Task prompt: With the images removed, repeat the data below exactly.

Source records:

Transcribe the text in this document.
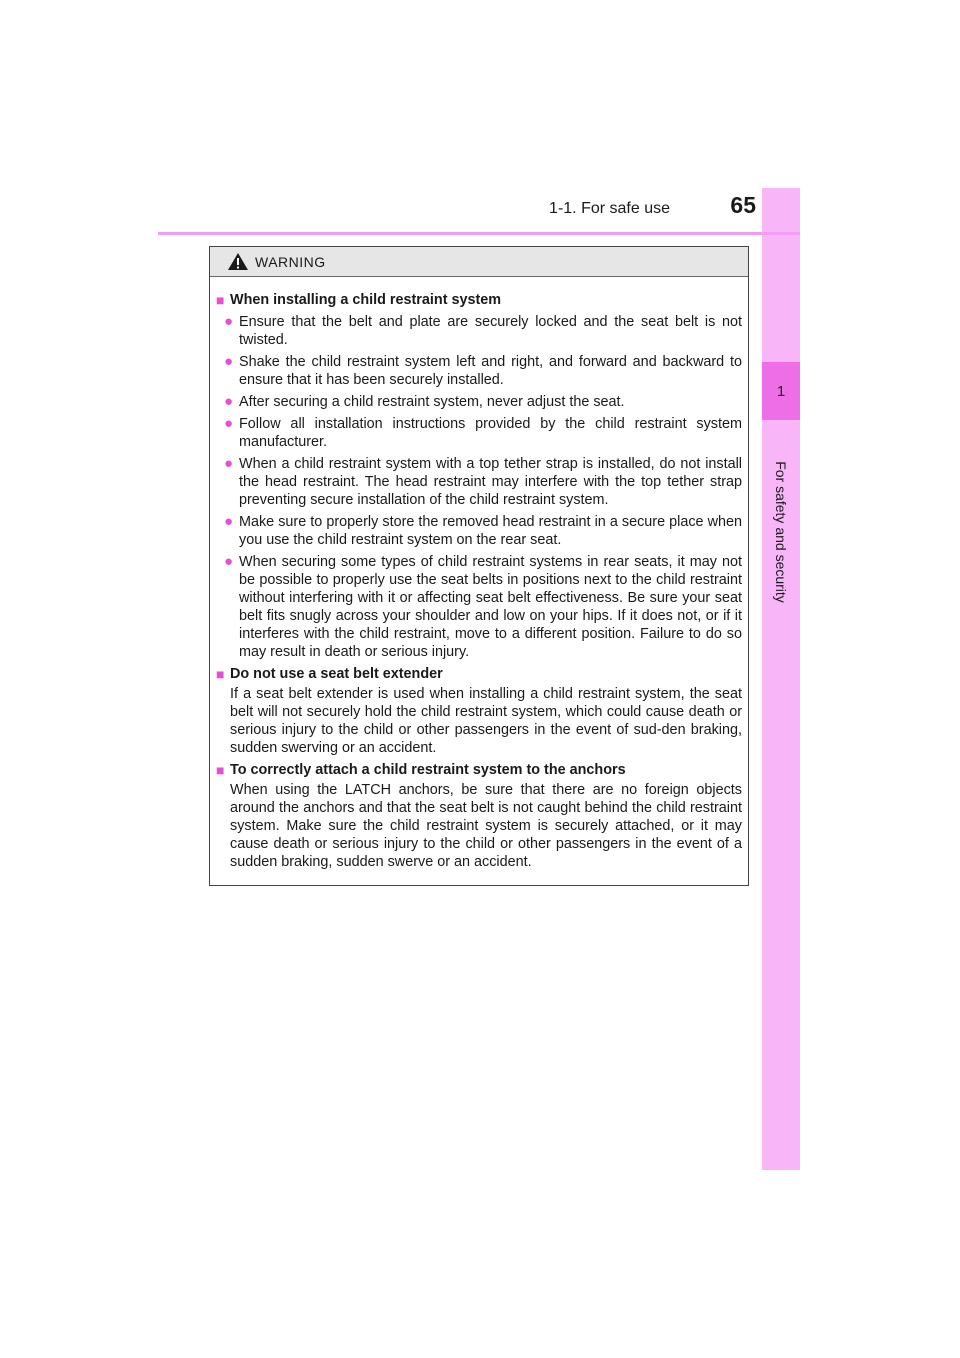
1-1. For safe use	65
1
For safety and security
WARNING
■ When installing a child restraint system
● Ensure that the belt and plate are securely locked and the seat belt is not twisted.
● Shake the child restraint system left and right, and forward and backward to ensure that it has been securely installed.
● After securing a child restraint system, never adjust the seat.
● Follow all installation instructions provided by the child restraint system manufacturer.
● When a child restraint system with a top tether strap is installed, do not install the head restraint. The head restraint may interfere with the top tether strap preventing secure installation of the child restraint system.
● Make sure to properly store the removed head restraint in a secure place when you use the child restraint system on the rear seat.
● When securing some types of child restraint systems in rear seats, it may not be possible to properly use the seat belts in positions next to the child restraint without interfering with it or affecting seat belt effectiveness. Be sure your seat belt fits snugly across your shoulder and low on your hips. If it does not, or if it interferes with the child restraint, move to a different position. Failure to do so may result in death or serious injury.
■ Do not use a seat belt extender
If a seat belt extender is used when installing a child restraint system, the seat belt will not securely hold the child restraint system, which could cause death or serious injury to the child or other passengers in the event of sud-den braking, sudden swerving or an accident.
■ To correctly attach a child restraint system to the anchors
When using the LATCH anchors, be sure that there are no foreign objects around the anchors and that the seat belt is not caught behind the child restraint system. Make sure the child restraint system is securely attached, or it may cause death or serious injury to the child or other passengers in the event of a sudden braking, sudden swerve or an accident.
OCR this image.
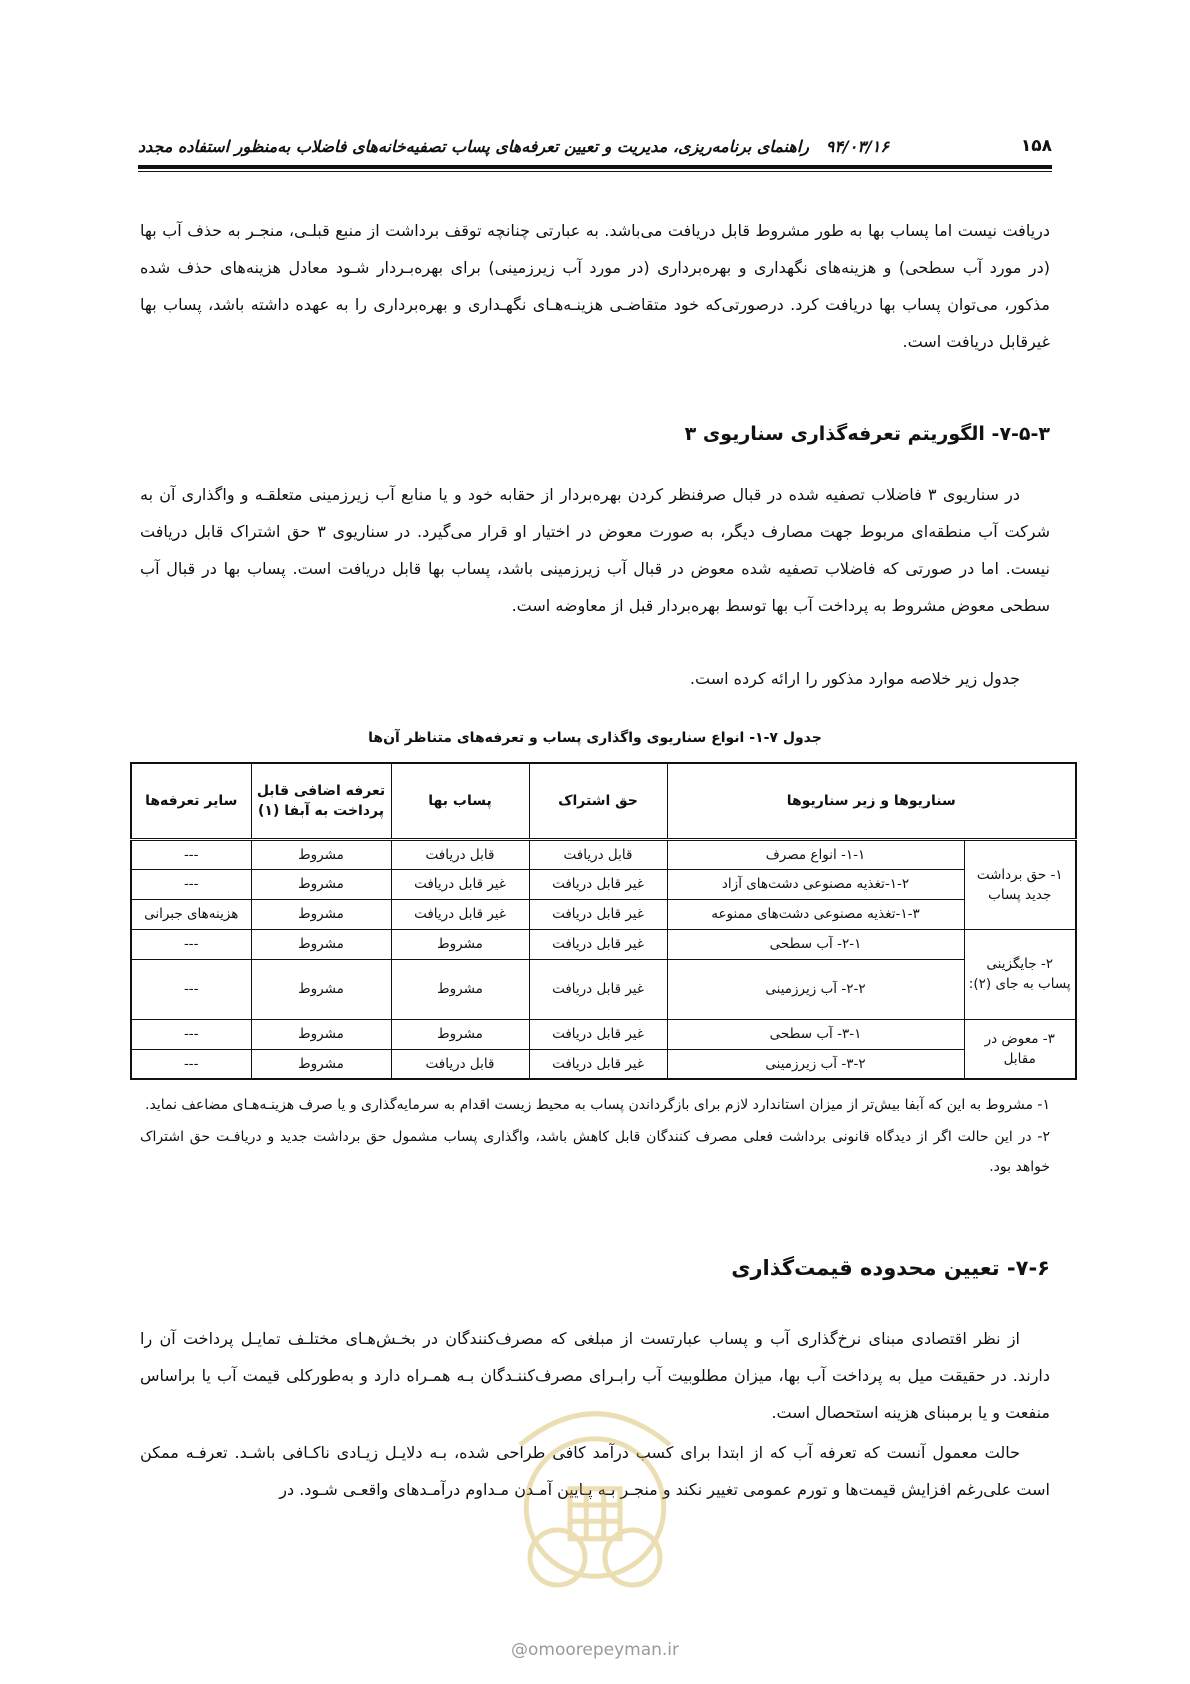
۱۵۸
۹۴/۰۳/۱۶   راهنمای برنامه‌ریزی، مدیریت و تعیین تعرفه‌های پساب تصفیه‌خانه‌های فاضلاب به‌منظور استفاده مجدد

دریافت نیست اما پساب بها به طور مشروط قابل دریافت می‌باشد. به عبارتی چنانچه توقف برداشت از منبع قبلـی، منجـر به حذف آب بها (در مورد آب سطحی) و هزینه‌های نگهداری و بهره‌برداری (در مورد آب زیرزمینی) برای بهره‌بـردار شـود معادل هزینه‌های حذف شده مذکور، می‌توان پساب بها دریافت کرد. درصورتی‌که خود متقاضـی هزینـه‌هـای نگهـداری و بهره‌برداری را به عهده داشته باشد، پساب بها غیرقابل دریافت است.

۷-۵-۳- الگوریتم تعرفه‌گذاری سناریوی ۳

در سناریوی ۳ فاضلاب تصفیه شده در قبال صرفنظر کردن بهره‌بردار از حقابه خود و یا منابع آب زیرزمینی متعلقـه و واگذاری آن به شرکت آب منطقه‌ای مربوط جهت مصارف دیگر، به صورت معوض در اختیار او قرار می‌گیرد. در سناریوی ۳ حق اشتراک قابل دریافت نیست. اما در صورتی که فاضلاب تصفیه شده معوض در قبال آب زیرزمینی باشد، پساب بها قابل دریافت است. پساب بها در قبال آب سطحی معوض مشروط به پرداخت آب بها توسط بهره‌بردار قبل از معاوضه است.

جدول زیر خلاصه موارد مذکور را ارائه کرده است.

جدول ۷-۱- انواع سناریوی واگذاری پساب و تعرفه‌های متناظر آن‌ها
سناریوها و زیر سناریوها		حق اشتراک	پساب بها	تعرفه اضافی قابل پرداخت به آبفا (۱)	سایر تعرفه‌ها
۱- حق برداشت جدید پساب	۱-۱- انواع مصرف	قابل دریافت	قابل دریافت	مشروط	---
	۱-۲-تغذیه مصنوعی دشت‌های آزاد	غیر قابل دریافت	غیر قابل دریافت	مشروط	---
	۱-۳-تغذیه مصنوعی دشت‌های ممنوعه	غیر قابل دریافت	غیر قابل دریافت	مشروط	هزینه‌های جبرانی
۲- جایگزینی پساب به جای (۲):	۲-۱- آب سطحی	غیر قابل دریافت	مشروط	مشروط	---
	۲-۲- آب زیرزمینی	غیر قابل دریافت	مشروط	مشروط	---
۳- معوض در مقابل	۳-۱- آب سطحی	غیر قابل دریافت	مشروط	مشروط	---
	۳-۲- آب زیرزمینی	غیر قابل دریافت	قابل دریافت	مشروط	---

۱- مشروط به این که آبفا بیش‌تر از میزان استاندارد لازم برای بازگرداندن پساب به محیط زیست اقدام به سرمایه‌گذاری و یا صرف هزینـه‌هـای مضاعف نماید.

۲- در این حالت اگر از دیدگاه قانونی برداشت فعلی مصرف کنندگان قابل کاهش باشد، واگذاری پساب مشمول حق برداشت جدید و دریافـت حق اشتراک خواهد بود.

۷-۶- تعیین محدوده قیمت‌گذاری

از نظر اقتصادی مبنای نرخ‌گذاری آب و پساب عبارتست از مبلغی که مصرف‌کنندگان در بخـش‌هـای مختلـف تمایـل پرداخت آن را دارند. در حقیقت میل به پرداخت آب بها، میزان مطلوبیت آب رابـرای مصرف‌کننـدگان بـه همـراه دارد و به‌طورکلی قیمت آب یا براساس منفعت و یا برمبنای هزینه استحصال است.

حالت معمول آنست که تعرفه آب که از ابتدا برای کسب درآمد کافی طراحی شده، بـه دلایـل زیـادی ناکـافی باشـد. تعرفـه ممکن است علی‌رغم افزایش قیمت‌ها و تورم عمومی تغییر نکند و منجـر بـه پـایین آمـدن مـداوم درآمـدهای واقعـی شـود. در

@omoorepeyman.ir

Answer to the task:
Transcribe the text in this document.
1-1. For safe use	65
1
For safety and security
WARNING
■ When installing a child restraint system
● Ensure that the belt and plate are securely locked and the seat belt is not twisted.
● Shake the child restraint system left and right, and forward and backward to ensure that it has been securely installed.
● After securing a child restraint system, never adjust the seat.
● Follow all installation instructions provided by the child restraint system manufacturer.
● When a child restraint system with a top tether strap is installed, do not install the head restraint. The head restraint may interfere with the top tether strap preventing secure installation of the child restraint system.
● Make sure to properly store the removed head restraint in a secure place when you use the child restraint system on the rear seat.
● When securing some types of child restraint systems in rear seats, it may not be possible to properly use the seat belts in positions next to the child restraint without interfering with it or affecting seat belt effectiveness. Be sure your seat belt fits snugly across your shoulder and low on your hips. If it does not, or if it interferes with the child restraint, move to a different position. Failure to do so may result in death or serious injury.
■ Do not use a seat belt extender
If a seat belt extender is used when installing a child restraint system, the seat belt will not securely hold the child restraint system, which could cause death or serious injury to the child or other passengers in the event of sud-den braking, sudden swerving or an accident.
■ To correctly attach a child restraint system to the anchors
When using the LATCH anchors, be sure that there are no foreign objects around the anchors and that the seat belt is not caught behind the child restraint system. Make sure the child restraint system is securely attached, or it may cause death or serious injury to the child or other passengers in the event of a sudden braking, sudden swerve or an accident.
OCR this image.
۱۵۸
۹۴/۰۳/۱۶   راهنمای برنامه‌ریزی، مدیریت و تعیین تعرفه‌های پساب تصفیه‌خانه‌های فاضلاب به‌منظور استفاده مجدد

دریافت نیست اما پساب بها به طور مشروط قابل دریافت می‌باشد. به عبارتی چنانچه توقف برداشت از منبع قبلـی، منجـر به حذف آب بها (در مورد آب سطحی) و هزینه‌های نگهداری و بهره‌برداری (در مورد آب زیرزمینی) برای بهره‌بـردار شـود معادل هزینه‌های حذف شده مذکور، می‌توان پساب بها دریافت کرد. درصورتی‌که خود متقاضـی هزینـه‌هـای نگهـداری و بهره‌برداری را به عهده داشته باشد، پساب بها غیرقابل دریافت است.

۷-۵-۳- الگوریتم تعرفه‌گذاری سناریوی ۳

در سناریوی ۳ فاضلاب تصفیه شده در قبال صرفنظر کردن بهره‌بردار از حقابه خود و یا منابع آب زیرزمینی متعلقـه و واگذاری آن به شرکت آب منطقه‌ای مربوط جهت مصارف دیگر، به صورت معوض در اختیار او قرار می‌گیرد. در سناریوی ۳ حق اشتراک قابل دریافت نیست. اما در صورتی که فاضلاب تصفیه شده معوض در قبال آب زیرزمینی باشد، پساب بها قابل دریافت است. پساب بها در قبال آب سطحی معوض مشروط به پرداخت آب بها توسط بهره‌بردار قبل از معاوضه است.

جدول زیر خلاصه موارد مذکور را ارائه کرده است.

جدول ۷-۱- انواع سناریوی واگذاری پساب و تعرفه‌های متناظر آن‌ها
سناریوها و زیر سناریوها		حق اشتراک	پساب بها	تعرفه اضافی قابل پرداخت به آبفا (۱)	سایر تعرفه‌ها
۱- حق برداشت جدید پساب	۱-۱- انواع مصرف	قابل دریافت	قابل دریافت	مشروط	---
	۱-۲-تغذیه مصنوعی دشت‌های آزاد	غیر قابل دریافت	غیر قابل دریافت	مشروط	---
	۱-۳-تغذیه مصنوعی دشت‌های ممنوعه	غیر قابل دریافت	غیر قابل دریافت	مشروط	هزینه‌های جبرانی
۲- جایگزینی پساب به جای (۲):	۲-۱- آب سطحی	غیر قابل دریافت	مشروط	مشروط	---
	۲-۲- آب زیرزمینی	غیر قابل دریافت	مشروط	مشروط	---
۳- معوض در مقابل	۳-۱- آب سطحی	غیر قابل دریافت	مشروط	مشروط	---
	۳-۲- آب زیرزمینی	غیر قابل دریافت	قابل دریافت	مشروط	---

۱- مشروط به این که آبفا بیش‌تر از میزان استاندارد لازم برای بازگرداندن پساب به محیط زیست اقدام به سرمایه‌گذاری و یا صرف هزینـه‌هـای مضاعف نماید.

۲- در این حالت اگر از دیدگاه قانونی برداشت فعلی مصرف کنندگان قابل کاهش باشد، واگذاری پساب مشمول حق برداشت جدید و دریافـت حق اشتراک خواهد بود.

۷-۶- تعیین محدوده قیمت‌گذاری

از نظر اقتصادی مبنای نرخ‌گذاری آب و پساب عبارتست از مبلغی که مصرف‌کنندگان در بخـش‌هـای مختلـف تمایـل پرداخت آن را دارند. در حقیقت میل به پرداخت آب بها، میزان مطلوبیت آب رابـرای مصرف‌کننـدگان بـه همـراه دارد و به‌طورکلی قیمت آب یا براساس منفعت و یا برمبنای هزینه استحصال است.

حالت معمول آنست که تعرفه آب که از ابتدا برای کسب درآمد کافی طراحی شده، بـه دلایـل زیـادی ناکـافی باشـد. تعرفـه ممکن است علی‌رغم افزایش قیمت‌ها و تورم عمومی تغییر نکند و منجـر بـه پـایین آمـدن مـداوم درآمـدهای واقعـی شـود. در

@omoorepeyman.ir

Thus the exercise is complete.